Collected data entries:

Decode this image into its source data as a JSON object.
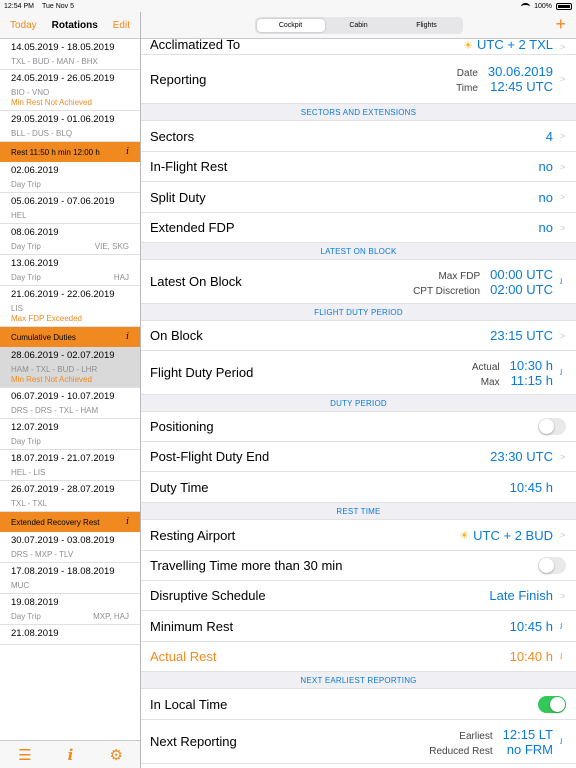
{
  "status": {
    "time": "12:54 PM",
    "date": "Tue Nov 5",
    "battery": "100%"
  },
  "sidebar": {
    "today": "Today",
    "title": "Rotations",
    "edit": "Edit",
    "items": [
      {
        "type": "rot",
        "dates": "14.05.2019  -  18.05.2019",
        "route": "TXL - BUD - MAN - BHX",
        "right": "",
        "warn": ""
      },
      {
        "type": "rot",
        "dates": "24.05.2019  -  26.05.2019",
        "route": "BIO - VNO",
        "right": "",
        "warn": "Min Rest Not Achieved"
      },
      {
        "type": "rot",
        "dates": "29.05.2019  -  01.06.2019",
        "route": "BLL - DUS - BLQ",
        "right": "",
        "warn": ""
      },
      {
        "type": "banner",
        "label": "Rest 11:50 h   min 12:00 h"
      },
      {
        "type": "rot",
        "dates": "02.06.2019",
        "route": "Day Trip",
        "right": "",
        "warn": ""
      },
      {
        "type": "rot",
        "dates": "05.06.2019  -  07.06.2019",
        "route": "HEL",
        "right": "",
        "warn": ""
      },
      {
        "type": "rot",
        "dates": "08.06.2019",
        "route": "Day Trip",
        "right": "VIE, SKG",
        "warn": ""
      },
      {
        "type": "rot",
        "dates": "13.06.2019",
        "route": "Day Trip",
        "right": "HAJ",
        "warn": ""
      },
      {
        "type": "rot",
        "dates": "21.06.2019  -  22.06.2019",
        "route": "LIS",
        "right": "",
        "warn": "Max FDP Exceeded"
      },
      {
        "type": "banner",
        "label": "Cumulative Duties"
      },
      {
        "type": "rot",
        "selected": true,
        "dates": "28.06.2019  -  02.07.2019",
        "route": "HAM - TXL - BUD - LHR",
        "right": "",
        "warn": "Min Rest Not Achieved"
      },
      {
        "type": "rot",
        "dates": "06.07.2019  -  10.07.2019",
        "route": "DRS - DRS - TXL - HAM",
        "right": "",
        "warn": ""
      },
      {
        "type": "rot",
        "dates": "12.07.2019",
        "route": "Day Trip",
        "right": "",
        "warn": ""
      },
      {
        "type": "rot",
        "dates": "18.07.2019  -  21.07.2019",
        "route": "HEL - LIS",
        "right": "",
        "warn": ""
      },
      {
        "type": "rot",
        "dates": "26.07.2019  -  28.07.2019",
        "route": "TXL - TXL",
        "right": "",
        "warn": ""
      },
      {
        "type": "banner",
        "label": "Extended Recovery Rest"
      },
      {
        "type": "rot",
        "dates": "30.07.2019  -  03.08.2019",
        "route": "DRS - MXP - TLV",
        "right": "",
        "warn": ""
      },
      {
        "type": "rot",
        "dates": "17.08.2019  -  18.08.2019",
        "route": "MUC",
        "right": "",
        "warn": ""
      },
      {
        "type": "rot",
        "dates": "19.08.2019",
        "route": "Day Trip",
        "right": "MXP, HAJ",
        "warn": ""
      },
      {
        "type": "rot",
        "dates": "21.08.2019",
        "route": "",
        "right": "",
        "warn": ""
      }
    ],
    "banner_info": "i"
  },
  "tabs": [
    "Cockpit",
    "Cabin",
    "Flights"
  ],
  "active_tab": 0,
  "plus": "+",
  "main": {
    "acclimatized": {
      "label": "Acclimatized To",
      "value": "UTC + 2    TXL"
    },
    "reporting": {
      "label": "Reporting",
      "k1": "Date",
      "v1": "30.06.2019",
      "k2": "Time",
      "v2": "12:45 UTC"
    },
    "sec_sectors": "SECTORS AND EXTENSIONS",
    "sectors": {
      "label": "Sectors",
      "value": "4"
    },
    "inflight": {
      "label": "In-Flight Rest",
      "value": "no"
    },
    "split": {
      "label": "Split Duty",
      "value": "no"
    },
    "extended": {
      "label": "Extended FDP",
      "value": "no"
    },
    "sec_latest": "LATEST ON BLOCK",
    "latest": {
      "label": "Latest On Block",
      "k1": "Max FDP",
      "v1": "00:00 UTC",
      "k2": "CPT Discretion",
      "v2": "02:00 UTC"
    },
    "sec_fdp": "FLIGHT DUTY PERIOD",
    "onblock": {
      "label": "On Block",
      "value": "23:15 UTC"
    },
    "fdp": {
      "label": "Flight Duty Period",
      "k1": "Actual",
      "v1": "10:30 h",
      "k2": "Max",
      "v2": "11:15 h"
    },
    "sec_duty": "DUTY PERIOD",
    "positioning": {
      "label": "Positioning"
    },
    "postflight": {
      "label": "Post-Flight Duty End",
      "value": "23:30 UTC"
    },
    "dutytime": {
      "label": "Duty Time",
      "value": "10:45 h"
    },
    "sec_rest": "REST TIME",
    "resting": {
      "label": "Resting Airport",
      "value": "UTC + 2     BUD"
    },
    "travelling": {
      "label": "Travelling Time more than 30 min"
    },
    "disruptive": {
      "label": "Disruptive Schedule",
      "value": "Late Finish"
    },
    "minrest": {
      "label": "Minimum Rest",
      "value": "10:45 h"
    },
    "actualrest": {
      "label": "Actual Rest",
      "value": "10:40 h"
    },
    "sec_next": "NEXT EARLIEST REPORTING",
    "localtime": {
      "label": "In Local Time"
    },
    "nextrep": {
      "label": "Next Reporting",
      "k1": "Earliest",
      "v1": "12:15 LT",
      "k2": "Reduced Rest",
      "v2": "no FRM"
    }
  },
  "colors": {
    "accent": "#f08a20",
    "blue": "#0a7ad8",
    "green": "#34c759"
  },
  "icons": {
    "chevron": "chevron-right-icon",
    "info": "info-icon",
    "sun": "sun-icon"
  }
}
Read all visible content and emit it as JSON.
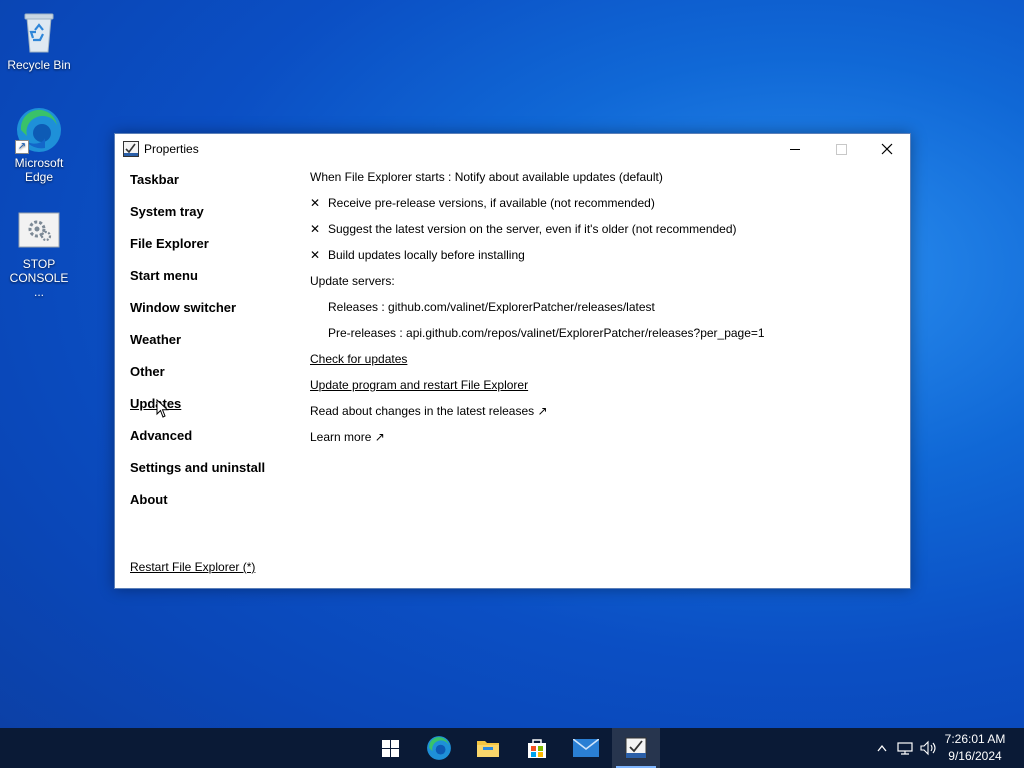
{
  "desktop": {
    "icons": [
      {
        "label": "Recycle Bin",
        "icon": "recycle-bin-icon"
      },
      {
        "label": "Microsoft Edge",
        "icon": "edge-icon"
      },
      {
        "label": "STOP CONSOLE ...",
        "icon": "shortcut-settings-icon"
      }
    ]
  },
  "window": {
    "title": "Properties",
    "nav": [
      {
        "label": "Taskbar"
      },
      {
        "label": "System tray"
      },
      {
        "label": "File Explorer"
      },
      {
        "label": "Start menu"
      },
      {
        "label": "Window switcher"
      },
      {
        "label": "Weather"
      },
      {
        "label": "Other"
      },
      {
        "label": "Updates",
        "active": true
      },
      {
        "label": "Advanced"
      },
      {
        "label": "Settings and uninstall"
      },
      {
        "label": "About"
      }
    ],
    "restart_link": "Restart File Explorer (*)",
    "content": {
      "startup": "When File Explorer starts : Notify about available updates (default)",
      "opt_prerelease": "Receive pre-release versions, if available (not recommended)",
      "opt_suggest_latest": "Suggest the latest version on the server, even if it's older (not recommended)",
      "opt_build_local": "Build updates locally before installing",
      "check_mark": "✕",
      "servers_label": "Update servers:",
      "releases": "Releases : github.com/valinet/ExplorerPatcher/releases/latest",
      "prereleases": "Pre-releases : api.github.com/repos/valinet/ExplorerPatcher/releases?per_page=1",
      "check_updates": "Check for updates",
      "update_restart": "Update program and restart File Explorer",
      "read_changes": "Read about changes in the latest releases ↗",
      "learn_more": "Learn more ↗"
    }
  },
  "taskbar": {
    "apps": [
      "start-icon",
      "edge-icon",
      "file-explorer-icon",
      "store-icon",
      "mail-icon",
      "properties-app-icon"
    ],
    "clock_time": "7:26:01 AM",
    "clock_date": "9/16/2024"
  },
  "colors": {
    "desktop_blue": "#0b4fc4",
    "taskbar": "#0a1a36",
    "accent": "#7fb6ff"
  }
}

WORK TO BE COMPLETED:
Drop the pictures and reproduce the rest of the entries above exactly.

WORKED SOLUTION:
Decode this image into its source data as a JSON object.
{
  "status": {
    "time": "12:54 PM",
    "date": "Tue Nov 5",
    "battery": "100%"
  },
  "sidebar": {
    "today": "Today",
    "title": "Rotations",
    "edit": "Edit",
    "items": [
      {
        "type": "rot",
        "dates": "14.05.2019  -  18.05.2019",
        "route": "TXL - BUD - MAN - BHX",
        "right": "",
        "warn": ""
      },
      {
        "type": "rot",
        "dates": "24.05.2019  -  26.05.2019",
        "route": "BIO - VNO",
        "right": "",
        "warn": "Min Rest Not Achieved"
      },
      {
        "type": "rot",
        "dates": "29.05.2019  -  01.06.2019",
        "route": "BLL - DUS - BLQ",
        "right": "",
        "warn": ""
      },
      {
        "type": "banner",
        "label": "Rest 11:50 h   min 12:00 h"
      },
      {
        "type": "rot",
        "dates": "02.06.2019",
        "route": "Day Trip",
        "right": "",
        "warn": ""
      },
      {
        "type": "rot",
        "dates": "05.06.2019  -  07.06.2019",
        "route": "HEL",
        "right": "",
        "warn": ""
      },
      {
        "type": "rot",
        "dates": "08.06.2019",
        "route": "Day Trip",
        "right": "VIE, SKG",
        "warn": ""
      },
      {
        "type": "rot",
        "dates": "13.06.2019",
        "route": "Day Trip",
        "right": "HAJ",
        "warn": ""
      },
      {
        "type": "rot",
        "dates": "21.06.2019  -  22.06.2019",
        "route": "LIS",
        "right": "",
        "warn": "Max FDP Exceeded"
      },
      {
        "type": "banner",
        "label": "Cumulative Duties"
      },
      {
        "type": "rot",
        "selected": true,
        "dates": "28.06.2019  -  02.07.2019",
        "route": "HAM - TXL - BUD - LHR",
        "right": "",
        "warn": "Min Rest Not Achieved"
      },
      {
        "type": "rot",
        "dates": "06.07.2019  -  10.07.2019",
        "route": "DRS - DRS - TXL - HAM",
        "right": "",
        "warn": ""
      },
      {
        "type": "rot",
        "dates": "12.07.2019",
        "route": "Day Trip",
        "right": "",
        "warn": ""
      },
      {
        "type": "rot",
        "dates": "18.07.2019  -  21.07.2019",
        "route": "HEL - LIS",
        "right": "",
        "warn": ""
      },
      {
        "type": "rot",
        "dates": "26.07.2019  -  28.07.2019",
        "route": "TXL - TXL",
        "right": "",
        "warn": ""
      },
      {
        "type": "banner",
        "label": "Extended Recovery Rest"
      },
      {
        "type": "rot",
        "dates": "30.07.2019  -  03.08.2019",
        "route": "DRS - MXP - TLV",
        "right": "",
        "warn": ""
      },
      {
        "type": "rot",
        "dates": "17.08.2019  -  18.08.2019",
        "route": "MUC",
        "right": "",
        "warn": ""
      },
      {
        "type": "rot",
        "dates": "19.08.2019",
        "route": "Day Trip",
        "right": "MXP, HAJ",
        "warn": ""
      },
      {
        "type": "rot",
        "dates": "21.08.2019",
        "route": "",
        "right": "",
        "warn": ""
      }
    ],
    "banner_info": "i"
  },
  "tabs": [
    "Cockpit",
    "Cabin",
    "Flights"
  ],
  "active_tab": 0,
  "plus": "+",
  "main": {
    "acclimatized": {
      "label": "Acclimatized To",
      "value": "UTC + 2    TXL"
    },
    "reporting": {
      "label": "Reporting",
      "k1": "Date",
      "v1": "30.06.2019",
      "k2": "Time",
      "v2": "12:45 UTC"
    },
    "sec_sectors": "SECTORS AND EXTENSIONS",
    "sectors": {
      "label": "Sectors",
      "value": "4"
    },
    "inflight": {
      "label": "In-Flight Rest",
      "value": "no"
    },
    "split": {
      "label": "Split Duty",
      "value": "no"
    },
    "extended": {
      "label": "Extended FDP",
      "value": "no"
    },
    "sec_latest": "LATEST ON BLOCK",
    "latest": {
      "label": "Latest On Block",
      "k1": "Max FDP",
      "v1": "00:00 UTC",
      "k2": "CPT Discretion",
      "v2": "02:00 UTC"
    },
    "sec_fdp": "FLIGHT DUTY PERIOD",
    "onblock": {
      "label": "On Block",
      "value": "23:15 UTC"
    },
    "fdp": {
      "label": "Flight Duty Period",
      "k1": "Actual",
      "v1": "10:30 h",
      "k2": "Max",
      "v2": "11:15 h"
    },
    "sec_duty": "DUTY PERIOD",
    "positioning": {
      "label": "Positioning"
    },
    "postflight": {
      "label": "Post-Flight Duty End",
      "value": "23:30 UTC"
    },
    "dutytime": {
      "label": "Duty Time",
      "value": "10:45 h"
    },
    "sec_rest": "REST TIME",
    "resting": {
      "label": "Resting Airport",
      "value": "UTC + 2     BUD"
    },
    "travelling": {
      "label": "Travelling Time more than 30 min"
    },
    "disruptive": {
      "label": "Disruptive Schedule",
      "value": "Late Finish"
    },
    "minrest": {
      "label": "Minimum Rest",
      "value": "10:45 h"
    },
    "actualrest": {
      "label": "Actual Rest",
      "value": "10:40 h"
    },
    "sec_next": "NEXT EARLIEST REPORTING",
    "localtime": {
      "label": "In Local Time"
    },
    "nextrep": {
      "label": "Next Reporting",
      "k1": "Earliest",
      "v1": "12:15 LT",
      "k2": "Reduced Rest",
      "v2": "no FRM"
    }
  },
  "colors": {
    "accent": "#f08a20",
    "blue": "#0a7ad8",
    "green": "#34c759"
  },
  "icons": {
    "chevron": "chevron-right-icon",
    "info": "info-icon",
    "sun": "sun-icon"
  }
}
Read all visible content and emit it as JSON.
{
  "desktop": {
    "icons": [
      {
        "label": "Recycle Bin",
        "icon": "recycle-bin-icon"
      },
      {
        "label": "Microsoft Edge",
        "icon": "edge-icon"
      },
      {
        "label": "STOP CONSOLE ...",
        "icon": "shortcut-settings-icon"
      }
    ]
  },
  "window": {
    "title": "Properties",
    "nav": [
      {
        "label": "Taskbar"
      },
      {
        "label": "System tray"
      },
      {
        "label": "File Explorer"
      },
      {
        "label": "Start menu"
      },
      {
        "label": "Window switcher"
      },
      {
        "label": "Weather"
      },
      {
        "label": "Other"
      },
      {
        "label": "Updates",
        "active": true
      },
      {
        "label": "Advanced"
      },
      {
        "label": "Settings and uninstall"
      },
      {
        "label": "About"
      }
    ],
    "restart_link": "Restart File Explorer (*)",
    "content": {
      "startup": "When File Explorer starts : Notify about available updates (default)",
      "opt_prerelease": "Receive pre-release versions, if available (not recommended)",
      "opt_suggest_latest": "Suggest the latest version on the server, even if it's older (not recommended)",
      "opt_build_local": "Build updates locally before installing",
      "check_mark": "✕",
      "servers_label": "Update servers:",
      "releases": "Releases : github.com/valinet/ExplorerPatcher/releases/latest",
      "prereleases": "Pre-releases : api.github.com/repos/valinet/ExplorerPatcher/releases?per_page=1",
      "check_updates": "Check for updates",
      "update_restart": "Update program and restart File Explorer",
      "read_changes": "Read about changes in the latest releases ↗",
      "learn_more": "Learn more ↗"
    }
  },
  "taskbar": {
    "apps": [
      "start-icon",
      "edge-icon",
      "file-explorer-icon",
      "store-icon",
      "mail-icon",
      "properties-app-icon"
    ],
    "clock_time": "7:26:01 AM",
    "clock_date": "9/16/2024"
  },
  "colors": {
    "desktop_blue": "#0b4fc4",
    "taskbar": "#0a1a36",
    "accent": "#7fb6ff"
  }
}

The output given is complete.